State the number of lines in these records holding "From". Say nothing more.

-------- DATA EXCERPTS --------

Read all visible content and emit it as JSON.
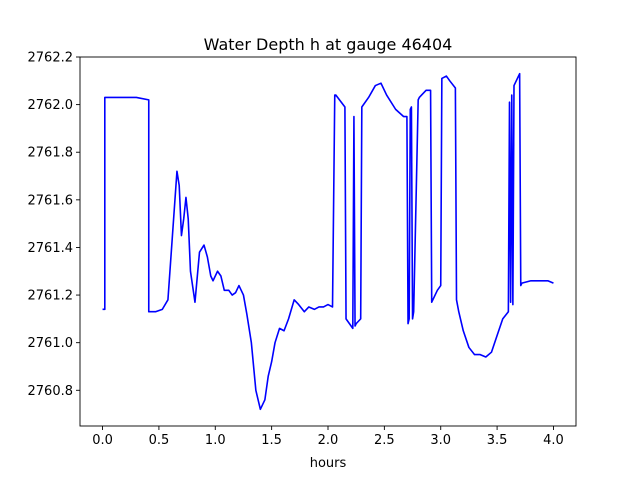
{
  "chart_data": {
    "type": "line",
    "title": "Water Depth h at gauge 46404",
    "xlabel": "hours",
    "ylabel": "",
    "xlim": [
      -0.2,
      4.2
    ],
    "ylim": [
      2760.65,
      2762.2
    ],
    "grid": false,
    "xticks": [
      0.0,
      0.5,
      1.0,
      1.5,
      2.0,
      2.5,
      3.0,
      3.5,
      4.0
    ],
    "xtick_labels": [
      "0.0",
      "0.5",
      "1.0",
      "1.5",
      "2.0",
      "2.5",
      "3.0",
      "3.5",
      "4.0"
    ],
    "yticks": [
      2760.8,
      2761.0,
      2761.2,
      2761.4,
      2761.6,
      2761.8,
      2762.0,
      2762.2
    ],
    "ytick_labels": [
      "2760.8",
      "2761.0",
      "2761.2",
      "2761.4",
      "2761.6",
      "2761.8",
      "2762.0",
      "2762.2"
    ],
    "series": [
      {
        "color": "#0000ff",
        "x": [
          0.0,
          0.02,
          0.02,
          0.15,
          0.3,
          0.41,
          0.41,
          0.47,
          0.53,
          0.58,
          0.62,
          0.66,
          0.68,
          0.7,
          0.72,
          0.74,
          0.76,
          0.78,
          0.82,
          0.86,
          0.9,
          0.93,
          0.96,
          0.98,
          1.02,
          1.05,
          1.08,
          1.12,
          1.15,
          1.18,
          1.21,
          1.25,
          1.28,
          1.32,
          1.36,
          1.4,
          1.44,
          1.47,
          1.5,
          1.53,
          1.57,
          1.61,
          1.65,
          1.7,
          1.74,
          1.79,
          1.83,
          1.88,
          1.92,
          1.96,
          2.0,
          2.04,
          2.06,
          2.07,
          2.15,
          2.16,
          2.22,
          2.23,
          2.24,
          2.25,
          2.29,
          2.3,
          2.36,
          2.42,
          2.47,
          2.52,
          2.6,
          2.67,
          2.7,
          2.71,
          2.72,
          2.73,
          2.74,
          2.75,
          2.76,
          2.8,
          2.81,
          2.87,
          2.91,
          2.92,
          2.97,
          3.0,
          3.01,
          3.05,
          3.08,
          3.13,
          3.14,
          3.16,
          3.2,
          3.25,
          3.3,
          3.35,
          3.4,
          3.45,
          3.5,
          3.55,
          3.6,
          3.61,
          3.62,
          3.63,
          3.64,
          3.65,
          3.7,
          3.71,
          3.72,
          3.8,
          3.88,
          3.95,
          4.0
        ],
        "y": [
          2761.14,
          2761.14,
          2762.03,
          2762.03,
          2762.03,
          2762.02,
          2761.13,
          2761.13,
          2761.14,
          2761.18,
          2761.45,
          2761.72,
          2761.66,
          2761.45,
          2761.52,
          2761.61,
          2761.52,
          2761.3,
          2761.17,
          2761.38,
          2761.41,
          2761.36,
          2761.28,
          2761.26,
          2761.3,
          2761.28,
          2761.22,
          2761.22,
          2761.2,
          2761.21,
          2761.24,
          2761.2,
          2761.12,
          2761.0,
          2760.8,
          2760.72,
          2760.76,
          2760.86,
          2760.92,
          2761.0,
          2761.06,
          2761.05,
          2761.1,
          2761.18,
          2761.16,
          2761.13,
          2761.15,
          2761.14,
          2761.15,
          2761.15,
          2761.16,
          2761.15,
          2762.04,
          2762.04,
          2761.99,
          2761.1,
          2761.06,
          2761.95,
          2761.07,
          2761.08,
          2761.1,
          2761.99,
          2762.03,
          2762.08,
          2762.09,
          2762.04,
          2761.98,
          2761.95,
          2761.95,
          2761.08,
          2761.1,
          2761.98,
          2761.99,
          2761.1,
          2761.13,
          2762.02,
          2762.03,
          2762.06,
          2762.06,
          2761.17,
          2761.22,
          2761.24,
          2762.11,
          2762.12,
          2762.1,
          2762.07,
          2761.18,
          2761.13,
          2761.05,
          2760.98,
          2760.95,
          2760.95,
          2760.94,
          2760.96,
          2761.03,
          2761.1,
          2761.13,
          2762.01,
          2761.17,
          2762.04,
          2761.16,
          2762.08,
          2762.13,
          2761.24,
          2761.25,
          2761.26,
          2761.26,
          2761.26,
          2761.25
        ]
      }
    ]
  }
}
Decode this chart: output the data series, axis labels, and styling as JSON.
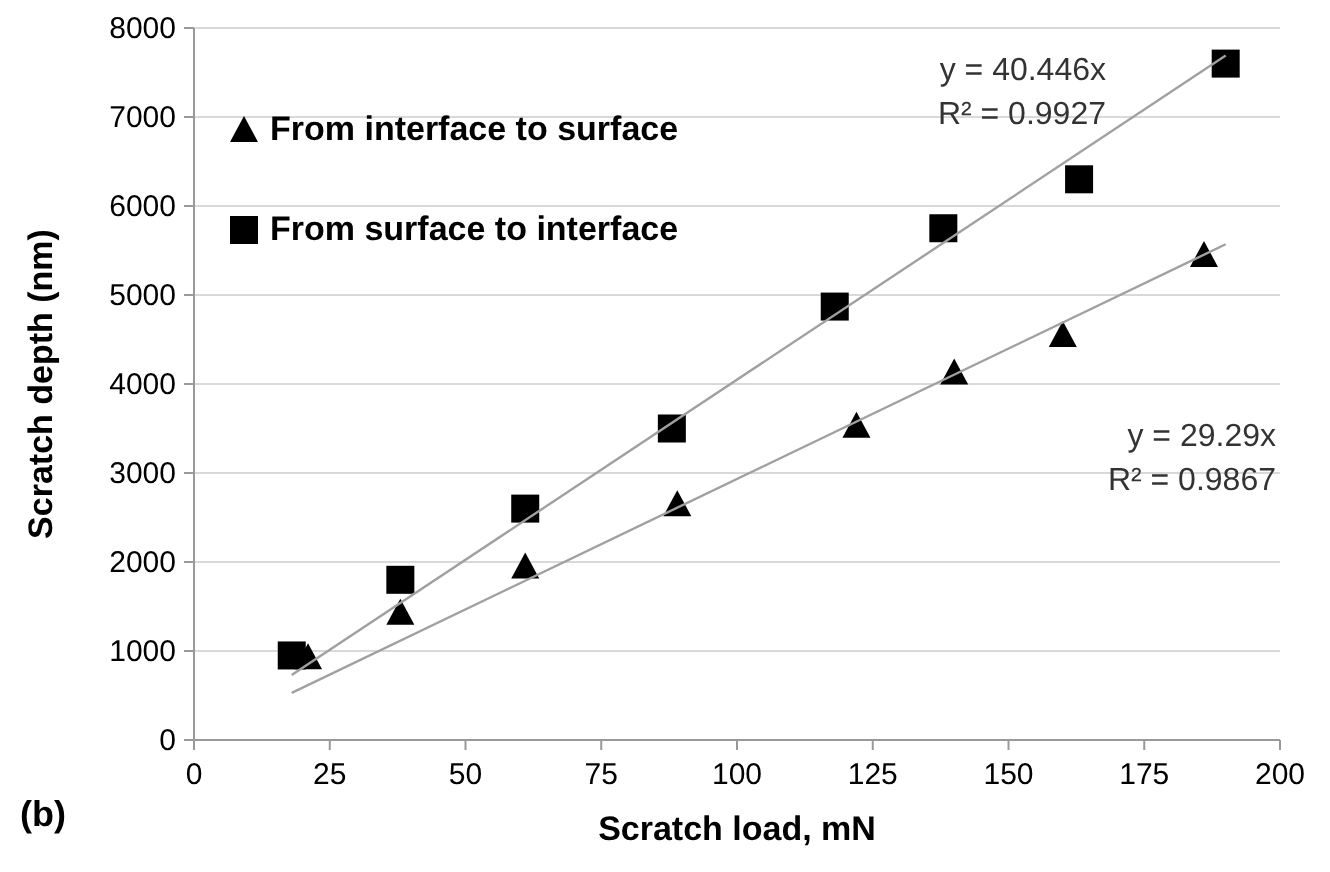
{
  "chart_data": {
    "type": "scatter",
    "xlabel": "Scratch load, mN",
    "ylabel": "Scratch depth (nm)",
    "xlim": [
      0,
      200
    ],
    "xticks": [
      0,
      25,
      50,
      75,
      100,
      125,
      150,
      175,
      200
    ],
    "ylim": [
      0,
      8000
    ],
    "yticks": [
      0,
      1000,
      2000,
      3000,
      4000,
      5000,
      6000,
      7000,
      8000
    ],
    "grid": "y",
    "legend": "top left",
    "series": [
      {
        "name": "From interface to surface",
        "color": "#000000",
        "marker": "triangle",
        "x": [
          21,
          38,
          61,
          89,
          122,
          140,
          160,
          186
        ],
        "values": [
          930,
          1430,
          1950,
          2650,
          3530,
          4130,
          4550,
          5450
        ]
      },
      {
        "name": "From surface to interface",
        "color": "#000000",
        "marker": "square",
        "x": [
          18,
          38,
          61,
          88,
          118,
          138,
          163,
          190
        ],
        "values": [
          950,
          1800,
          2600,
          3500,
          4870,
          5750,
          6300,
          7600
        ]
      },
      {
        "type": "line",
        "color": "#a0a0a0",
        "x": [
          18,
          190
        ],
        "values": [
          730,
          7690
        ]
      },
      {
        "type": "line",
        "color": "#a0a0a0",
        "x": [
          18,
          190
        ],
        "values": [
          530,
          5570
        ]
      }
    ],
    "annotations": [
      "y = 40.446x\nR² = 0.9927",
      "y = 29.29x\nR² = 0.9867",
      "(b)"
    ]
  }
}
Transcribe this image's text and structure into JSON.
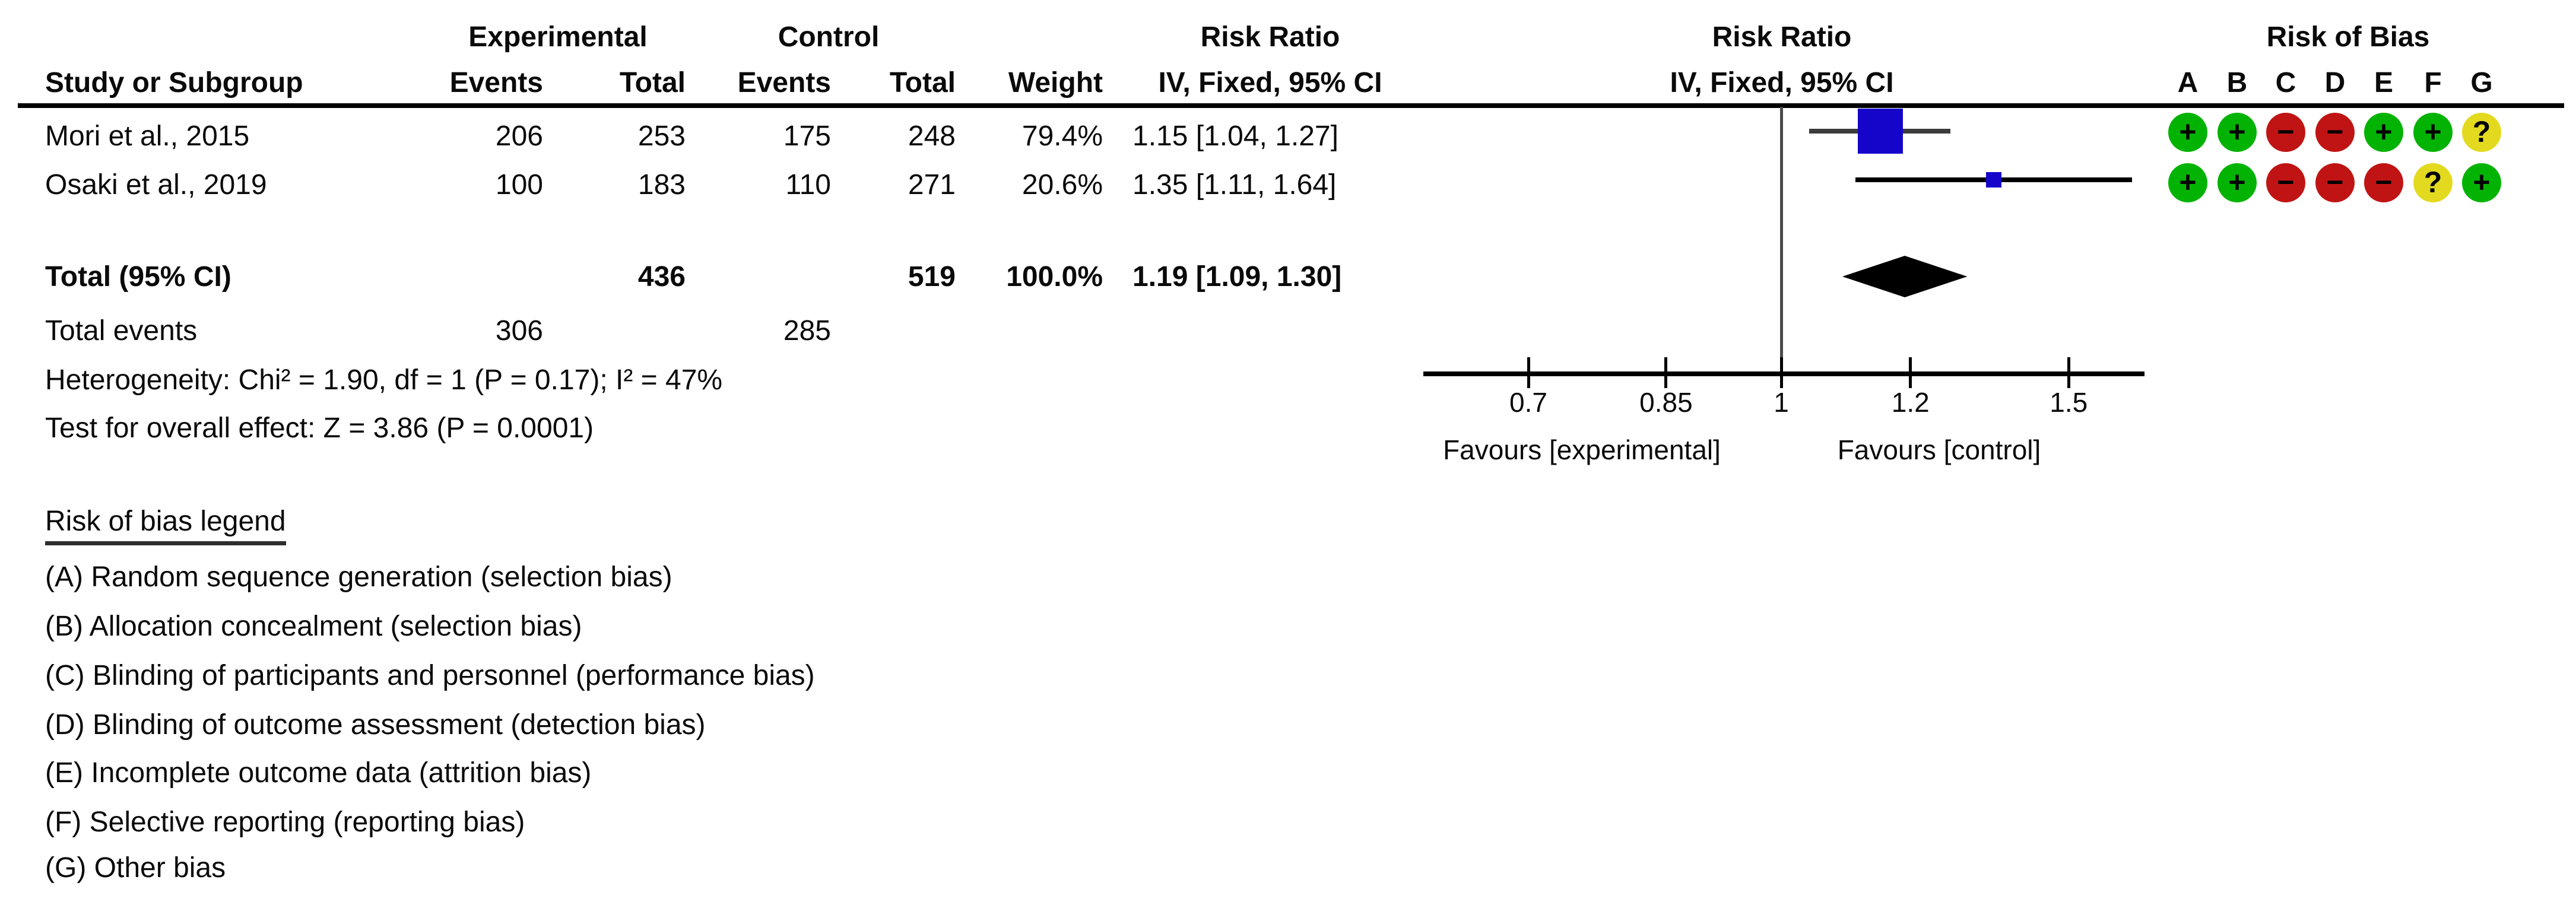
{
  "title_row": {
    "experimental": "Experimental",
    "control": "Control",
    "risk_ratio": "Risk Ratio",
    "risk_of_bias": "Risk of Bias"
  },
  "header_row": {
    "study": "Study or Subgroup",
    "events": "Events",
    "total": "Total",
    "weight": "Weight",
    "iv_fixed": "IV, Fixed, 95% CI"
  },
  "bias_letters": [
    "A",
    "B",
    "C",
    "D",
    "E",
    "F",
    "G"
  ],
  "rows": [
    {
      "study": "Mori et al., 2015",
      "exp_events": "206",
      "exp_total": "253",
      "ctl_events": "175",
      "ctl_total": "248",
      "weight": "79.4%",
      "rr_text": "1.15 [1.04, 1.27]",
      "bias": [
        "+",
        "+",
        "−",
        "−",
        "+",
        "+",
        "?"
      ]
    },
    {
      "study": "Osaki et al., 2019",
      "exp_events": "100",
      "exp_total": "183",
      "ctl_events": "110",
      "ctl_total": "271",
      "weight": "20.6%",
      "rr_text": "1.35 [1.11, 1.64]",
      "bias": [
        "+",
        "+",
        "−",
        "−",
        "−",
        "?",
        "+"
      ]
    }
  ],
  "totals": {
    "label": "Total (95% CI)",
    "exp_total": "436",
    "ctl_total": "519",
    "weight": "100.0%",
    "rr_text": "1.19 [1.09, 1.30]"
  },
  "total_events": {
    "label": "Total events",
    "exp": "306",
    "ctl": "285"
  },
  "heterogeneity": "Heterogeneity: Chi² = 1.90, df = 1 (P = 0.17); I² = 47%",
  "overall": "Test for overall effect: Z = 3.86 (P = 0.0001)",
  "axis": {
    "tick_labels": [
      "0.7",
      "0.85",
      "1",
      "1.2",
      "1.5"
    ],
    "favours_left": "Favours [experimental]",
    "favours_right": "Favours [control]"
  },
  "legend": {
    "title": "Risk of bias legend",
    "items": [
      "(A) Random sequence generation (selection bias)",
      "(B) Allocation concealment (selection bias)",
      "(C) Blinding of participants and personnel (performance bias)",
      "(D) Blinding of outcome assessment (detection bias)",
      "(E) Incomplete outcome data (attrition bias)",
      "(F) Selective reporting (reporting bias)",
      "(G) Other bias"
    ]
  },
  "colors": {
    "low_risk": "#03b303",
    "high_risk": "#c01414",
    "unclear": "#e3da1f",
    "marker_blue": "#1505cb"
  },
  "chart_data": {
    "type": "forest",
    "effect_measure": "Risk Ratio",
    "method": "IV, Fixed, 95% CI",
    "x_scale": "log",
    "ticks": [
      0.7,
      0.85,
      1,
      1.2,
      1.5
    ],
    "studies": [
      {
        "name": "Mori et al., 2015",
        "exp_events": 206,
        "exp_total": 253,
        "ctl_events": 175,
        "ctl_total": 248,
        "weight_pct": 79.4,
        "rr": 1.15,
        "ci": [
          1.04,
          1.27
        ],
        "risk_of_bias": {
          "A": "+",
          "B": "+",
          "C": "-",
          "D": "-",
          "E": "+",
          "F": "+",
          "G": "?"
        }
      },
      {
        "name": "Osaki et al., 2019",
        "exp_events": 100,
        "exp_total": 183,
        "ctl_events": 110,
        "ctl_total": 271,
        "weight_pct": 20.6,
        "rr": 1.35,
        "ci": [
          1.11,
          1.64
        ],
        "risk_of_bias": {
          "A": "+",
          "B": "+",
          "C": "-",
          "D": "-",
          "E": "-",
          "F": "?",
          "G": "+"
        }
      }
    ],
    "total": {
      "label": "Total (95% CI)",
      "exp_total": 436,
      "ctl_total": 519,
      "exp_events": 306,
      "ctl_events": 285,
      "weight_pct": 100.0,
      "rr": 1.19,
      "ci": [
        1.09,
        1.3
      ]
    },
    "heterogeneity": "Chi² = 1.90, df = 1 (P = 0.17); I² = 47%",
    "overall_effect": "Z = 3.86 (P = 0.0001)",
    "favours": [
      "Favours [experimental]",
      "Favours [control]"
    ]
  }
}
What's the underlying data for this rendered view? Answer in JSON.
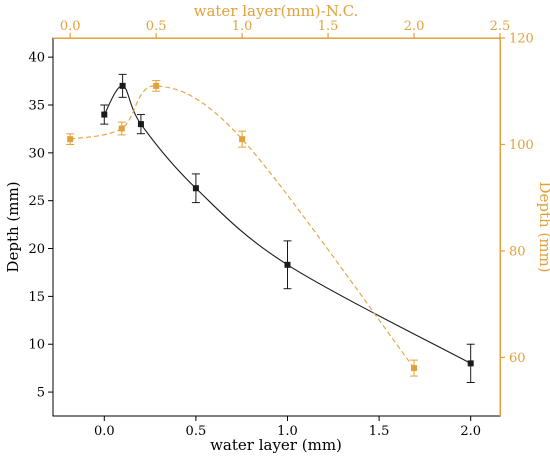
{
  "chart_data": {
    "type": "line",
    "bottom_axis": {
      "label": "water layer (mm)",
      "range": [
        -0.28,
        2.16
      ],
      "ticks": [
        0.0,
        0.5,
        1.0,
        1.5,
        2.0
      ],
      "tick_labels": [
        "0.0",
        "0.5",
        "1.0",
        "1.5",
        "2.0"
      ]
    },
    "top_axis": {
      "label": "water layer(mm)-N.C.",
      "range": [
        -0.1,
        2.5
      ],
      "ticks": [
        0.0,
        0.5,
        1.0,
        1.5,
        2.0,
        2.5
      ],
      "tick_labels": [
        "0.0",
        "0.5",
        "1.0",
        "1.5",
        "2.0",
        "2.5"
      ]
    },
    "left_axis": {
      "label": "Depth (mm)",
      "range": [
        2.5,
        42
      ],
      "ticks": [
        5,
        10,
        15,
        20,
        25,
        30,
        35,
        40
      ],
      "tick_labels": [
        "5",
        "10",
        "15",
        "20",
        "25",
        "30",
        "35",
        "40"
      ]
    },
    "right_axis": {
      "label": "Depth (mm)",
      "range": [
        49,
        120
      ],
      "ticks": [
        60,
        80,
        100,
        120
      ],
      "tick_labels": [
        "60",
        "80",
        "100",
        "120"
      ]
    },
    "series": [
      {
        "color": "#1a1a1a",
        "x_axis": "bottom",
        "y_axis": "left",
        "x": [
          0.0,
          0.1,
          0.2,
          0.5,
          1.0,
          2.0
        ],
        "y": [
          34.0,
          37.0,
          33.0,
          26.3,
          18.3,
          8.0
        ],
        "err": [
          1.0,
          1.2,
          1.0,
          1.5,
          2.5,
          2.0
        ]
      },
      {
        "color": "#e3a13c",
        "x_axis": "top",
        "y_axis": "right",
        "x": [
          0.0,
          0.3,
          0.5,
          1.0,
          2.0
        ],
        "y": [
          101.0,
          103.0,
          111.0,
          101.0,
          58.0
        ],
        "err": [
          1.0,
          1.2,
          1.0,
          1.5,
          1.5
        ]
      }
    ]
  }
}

--------

(RESPONSE FOR THIS EXERCISE)
2